WRITTEN TASK:
Gather every line below where "penduduk" appears.

((

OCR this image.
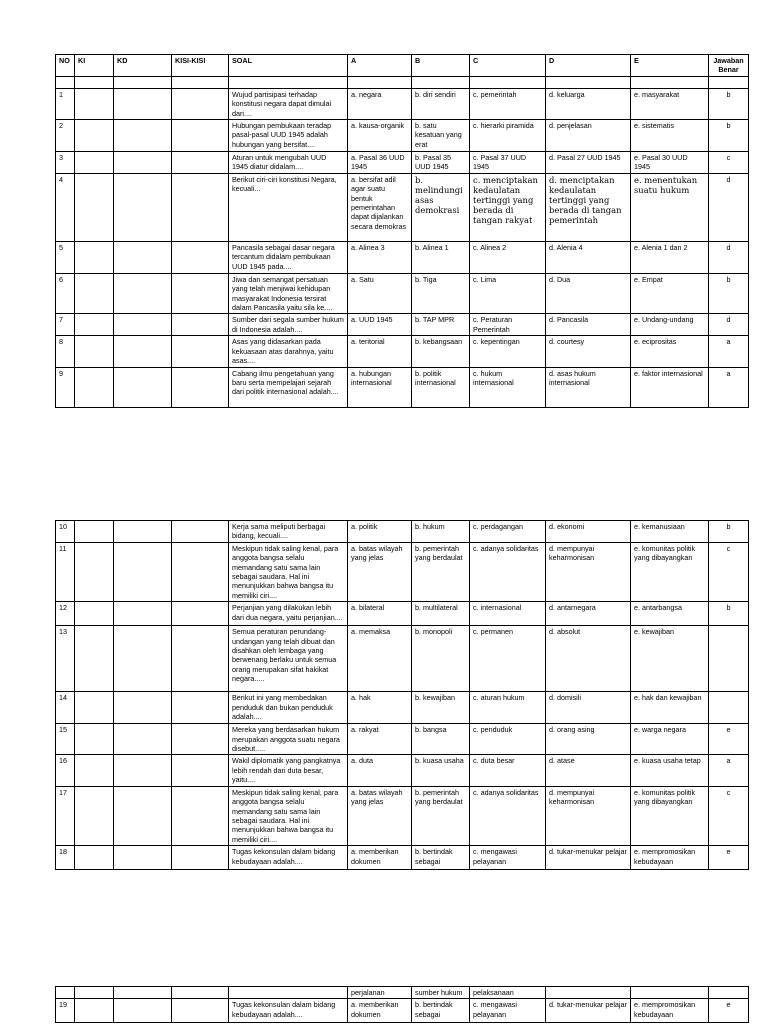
NO	KI	KD	KISI-KISI	SOAL	A	B	C	D	E	Jawaban Benar

1				Wujud partisipasi terhadap konstitusi negara dapat dimulai dari....	a. negara	b. diri sendiri	c. pemerintah	d. keluarga	e. masyarakat	b
2				Hubungan pembukaan teradap pasal-pasal UUD 1945 adalah hubungan yang bersifat....	a. kausa-organik	b. satu kesatuan yang erat	c. hierarki piramida	d. penjelasan	e. sistematis	b
3				Aturan untuk mengubah UUD 1945 diatur didalam....	a. Pasal 36 UUD 1945	b. Pasal 35 UUD 1945	c. Pasal 37 UUD 1945	d. Pasal 27 UUD 1945	e. Pasal 30 UUD 1945	c
4				Berikut ciri-ciri konstitusi Negara, kecuali...	a. bersifat adil agar suatu bentuk pemerintahan dapat dijalankan secara demokras	b. melindungi asas demokrasi	c. menciptakan kedaulatan tertinggi yang berada di tangan rakyat	d. menciptakan kedaulatan tertinggi yang berada di tangan pemerintah	e. menentukan suatu hukum	d
5				Pancasila sebagai dasar negara tercantum didalam pembukaan UUD 1945 pada....	a. Alinea 3	b. Alinea 1	c. Alinea 2	d. Alenia 4	e. Alenia 1 dan 2	d
6				Jiwa dan semangat persatuan yang telah menjiwai kehidupan masyarakat Indonesia tersirat dalam Pancasila yaitu sila ke....	a. Satu	b. Tiga	c. Lima	d. Dua	e. Empat	b
7				Sumber dari segala sumber hukum di Indonesia adalah....	a. UUD 1945	b. TAP MPR	c. Peraturan Pemerintah	d. Pancasila	e. Undang-undang	d
8				Asas yang didasarkan pada kekuasaan atas darahnya, yaitu asas....	a. teritorial	b. kebangsaan	c. kepentingan	d. courtesy	e. eciprositas	a
9				Cabang ilmu pengetahuan yang baru serta mempelajari sejarah dari politik internasional adalah....	a. hubungan internasional	b. politik internasional	c. hukum internasional	d. asas hukum internasional	e. faktor internasional	a
10				Kerja sama meliputi berbagai bidang, kecuali....	a. politik	b. hukum	c. perdagangan	d. ekonomi	e. kemanusiaan	b
11				Meskipun tidak saling kenal, para anggota bangsa selalu memandang satu sama lain sebagai saudara. Hal ini menunjukkan bahwa bangsa itu memiliki ciri....	a. batas wilayah yang jelas	b. pemerintah yang berdaulat	c. adanya solidaritas	d. mempunyai keharmonisan	e. komunitas politik yang dibayangkan	c
12				Perjanjian yang dilakukan lebih dari dua negara, yaitu perjanjian....	a. bilateral	b. multilateral	c. internasional	d. antarnegara	e. antarbangsa	b
13				Semua peraturan perundang-undangan yang telah dibuat dan disahkan oleh lembaga yang berwenang berlaku untuk semua orang merupakan sifat hakikat negara.....	a. memaksa	b. monopoli	c. permanen	d. absolut	e. kewajiban	
14				Berikut ini yang membedakan penduduk dan bukan penduduk adalah....	a. hak	b. kewajiban	c. aturan hukum	d. domisili	e. hak dan kewajiban	
15				Mereka yang berdasarkan hukum merupakan anggota suatu negara disebut.....	a. rakyat	b. bangsa	c. penduduk	d. orang asing	e. warga negara	e
16				Wakil diplomatik yang pangkatnya lebih rendah dari duta besar, yaitu....	a. duta	b. kuasa usaha	c. duta besar	d. atase	e. kuasa usaha tetap	a
17				Meskipun tidak saling kenal, para anggota bangsa selalu memandang satu sama lain sebagai saudara. Hal ini menunjukkan bahwa bangsa itu memiliki ciri....	a. batas wilayah yang jelas	b. pemerintah yang berdaulat	c. adanya solidaritas	d. mempunyai keharmonisan	e. komunitas politik yang dibayangkan	c
18				Tugas kekonsulan dalam bidang kebudayaan adalah....	a. memberikan dokumen	b. bertindak sebagai	c. mengawasi pelayanan	d. tukar-menukar pelajar	e. mempromosikan kebudayaan	e
					perjalanan	sumber hukum	pelaksanaan			
19				Tugas kekonsulan dalam bidang kebudayaan adalah....	a. memberikan dokumen	b. bertindak sebagai	c. mengawasi pelayanan	d. tukar-menukar pelajar	e. mempromosikan kebudayaan	e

))

THE OUTPUT:
14				Berikut ini yang membedakan penduduk dan bukan penduduk adalah....	a. hak	b. kewajiban	c. aturan hukum	d. domisili	e. hak dan kewajiban	
15				Mereka yang berdasarkan hukum merupakan anggota suatu negara disebut.....	a. rakyat	b. bangsa	c. penduduk	d. orang asing	e. warga negara	e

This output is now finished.